(Task)
Write out the complete material exactly as it stands.

(Input data)
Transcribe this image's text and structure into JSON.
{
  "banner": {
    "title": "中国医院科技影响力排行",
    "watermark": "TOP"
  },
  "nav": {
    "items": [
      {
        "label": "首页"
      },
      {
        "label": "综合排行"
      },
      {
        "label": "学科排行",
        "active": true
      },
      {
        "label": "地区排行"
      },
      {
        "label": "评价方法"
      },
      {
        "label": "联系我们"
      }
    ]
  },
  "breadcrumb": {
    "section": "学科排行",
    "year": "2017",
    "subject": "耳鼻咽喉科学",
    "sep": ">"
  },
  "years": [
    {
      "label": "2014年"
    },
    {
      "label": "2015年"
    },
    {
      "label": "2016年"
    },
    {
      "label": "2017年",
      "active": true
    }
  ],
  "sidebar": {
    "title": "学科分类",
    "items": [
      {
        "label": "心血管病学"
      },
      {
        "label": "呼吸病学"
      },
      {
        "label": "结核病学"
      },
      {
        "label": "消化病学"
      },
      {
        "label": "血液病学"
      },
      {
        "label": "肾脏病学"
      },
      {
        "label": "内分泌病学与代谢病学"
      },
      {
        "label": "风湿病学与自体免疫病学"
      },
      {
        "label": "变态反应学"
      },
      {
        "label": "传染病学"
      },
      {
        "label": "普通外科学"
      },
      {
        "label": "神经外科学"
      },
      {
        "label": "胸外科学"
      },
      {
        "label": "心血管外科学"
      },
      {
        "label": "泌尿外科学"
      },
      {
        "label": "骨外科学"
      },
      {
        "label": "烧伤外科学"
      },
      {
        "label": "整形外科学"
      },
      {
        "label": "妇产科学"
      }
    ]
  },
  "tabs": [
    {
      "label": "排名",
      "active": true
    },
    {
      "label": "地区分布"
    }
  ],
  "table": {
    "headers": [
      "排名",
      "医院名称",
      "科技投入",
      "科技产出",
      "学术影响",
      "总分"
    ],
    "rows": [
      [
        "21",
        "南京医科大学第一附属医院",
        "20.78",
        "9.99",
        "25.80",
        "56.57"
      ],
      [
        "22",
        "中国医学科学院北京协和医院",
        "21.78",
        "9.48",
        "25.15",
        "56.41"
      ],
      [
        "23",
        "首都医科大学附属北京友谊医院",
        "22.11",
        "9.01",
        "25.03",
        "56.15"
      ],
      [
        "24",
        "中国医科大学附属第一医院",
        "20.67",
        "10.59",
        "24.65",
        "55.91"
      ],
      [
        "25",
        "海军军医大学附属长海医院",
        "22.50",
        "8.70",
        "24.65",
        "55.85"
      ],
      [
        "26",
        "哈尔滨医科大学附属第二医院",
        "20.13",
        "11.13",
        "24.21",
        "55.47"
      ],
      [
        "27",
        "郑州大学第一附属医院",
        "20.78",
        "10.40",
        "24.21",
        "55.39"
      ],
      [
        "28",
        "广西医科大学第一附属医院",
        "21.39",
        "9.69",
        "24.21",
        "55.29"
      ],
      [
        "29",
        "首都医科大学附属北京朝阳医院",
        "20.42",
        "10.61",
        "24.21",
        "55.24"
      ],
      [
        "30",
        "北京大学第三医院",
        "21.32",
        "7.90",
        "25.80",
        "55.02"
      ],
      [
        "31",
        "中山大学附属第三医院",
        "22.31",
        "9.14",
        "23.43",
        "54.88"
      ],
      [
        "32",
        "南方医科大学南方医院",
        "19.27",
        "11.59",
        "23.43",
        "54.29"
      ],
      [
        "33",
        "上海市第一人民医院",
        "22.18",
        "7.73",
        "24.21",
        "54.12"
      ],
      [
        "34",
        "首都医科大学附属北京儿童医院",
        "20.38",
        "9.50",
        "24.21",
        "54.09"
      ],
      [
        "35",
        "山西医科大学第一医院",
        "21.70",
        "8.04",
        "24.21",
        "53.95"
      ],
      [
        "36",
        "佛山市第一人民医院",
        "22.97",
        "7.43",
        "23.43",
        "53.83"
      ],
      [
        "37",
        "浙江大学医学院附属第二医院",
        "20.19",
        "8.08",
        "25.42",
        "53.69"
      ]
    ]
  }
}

(Output of the task)
Transcribe this image's text and structure into JSON.
{
  "banner": {
    "title": "中国医院科技影响力排行",
    "watermark": "TOP"
  },
  "nav": {
    "items": [
      {
        "label": "首页"
      },
      {
        "label": "综合排行"
      },
      {
        "label": "学科排行",
        "active": true
      },
      {
        "label": "地区排行"
      },
      {
        "label": "评价方法"
      },
      {
        "label": "联系我们"
      }
    ]
  },
  "breadcrumb": {
    "section": "学科排行",
    "year": "2017",
    "subject": "耳鼻咽喉科学",
    "sep": ">"
  },
  "years": [
    {
      "label": "2014年"
    },
    {
      "label": "2015年"
    },
    {
      "label": "2016年"
    },
    {
      "label": "2017年",
      "active": true
    }
  ],
  "sidebar": {
    "title": "学科分类",
    "items": [
      {
        "label": "心血管病学"
      },
      {
        "label": "呼吸病学"
      },
      {
        "label": "结核病学"
      },
      {
        "label": "消化病学"
      },
      {
        "label": "血液病学"
      },
      {
        "label": "肾脏病学"
      },
      {
        "label": "内分泌病学与代谢病学"
      },
      {
        "label": "风湿病学与自体免疫病学"
      },
      {
        "label": "变态反应学"
      },
      {
        "label": "传染病学"
      },
      {
        "label": "普通外科学"
      },
      {
        "label": "神经外科学"
      },
      {
        "label": "胸外科学"
      },
      {
        "label": "心血管外科学"
      },
      {
        "label": "泌尿外科学"
      },
      {
        "label": "骨外科学"
      },
      {
        "label": "烧伤外科学"
      },
      {
        "label": "整形外科学"
      },
      {
        "label": "妇产科学"
      }
    ]
  },
  "tabs": [
    {
      "label": "排名",
      "active": true
    },
    {
      "label": "地区分布"
    }
  ],
  "table": {
    "headers": [
      "排名",
      "医院名称",
      "科技投入",
      "科技产出",
      "学术影响",
      "总分"
    ],
    "rows": [
      [
        "21",
        "南京医科大学第一附属医院",
        "20.78",
        "9.99",
        "25.80",
        "56.57"
      ],
      [
        "22",
        "中国医学科学院北京协和医院",
        "21.78",
        "9.48",
        "25.15",
        "56.41"
      ],
      [
        "23",
        "首都医科大学附属北京友谊医院",
        "22.11",
        "9.01",
        "25.03",
        "56.15"
      ],
      [
        "24",
        "中国医科大学附属第一医院",
        "20.67",
        "10.59",
        "24.65",
        "55.91"
      ],
      [
        "25",
        "海军军医大学附属长海医院",
        "22.50",
        "8.70",
        "24.65",
        "55.85"
      ],
      [
        "26",
        "哈尔滨医科大学附属第二医院",
        "20.13",
        "11.13",
        "24.21",
        "55.47"
      ],
      [
        "27",
        "郑州大学第一附属医院",
        "20.78",
        "10.40",
        "24.21",
        "55.39"
      ],
      [
        "28",
        "广西医科大学第一附属医院",
        "21.39",
        "9.69",
        "24.21",
        "55.29"
      ],
      [
        "29",
        "首都医科大学附属北京朝阳医院",
        "20.42",
        "10.61",
        "24.21",
        "55.24"
      ],
      [
        "30",
        "北京大学第三医院",
        "21.32",
        "7.90",
        "25.80",
        "55.02"
      ],
      [
        "31",
        "中山大学附属第三医院",
        "22.31",
        "9.14",
        "23.43",
        "54.88"
      ],
      [
        "32",
        "南方医科大学南方医院",
        "19.27",
        "11.59",
        "23.43",
        "54.29"
      ],
      [
        "33",
        "上海市第一人民医院",
        "22.18",
        "7.73",
        "24.21",
        "54.12"
      ],
      [
        "34",
        "首都医科大学附属北京儿童医院",
        "20.38",
        "9.50",
        "24.21",
        "54.09"
      ],
      [
        "35",
        "山西医科大学第一医院",
        "21.70",
        "8.04",
        "24.21",
        "53.95"
      ],
      [
        "36",
        "佛山市第一人民医院",
        "22.97",
        "7.43",
        "23.43",
        "53.83"
      ],
      [
        "37",
        "浙江大学医学院附属第二医院",
        "20.19",
        "8.08",
        "25.42",
        "53.69"
      ]
    ]
  }
}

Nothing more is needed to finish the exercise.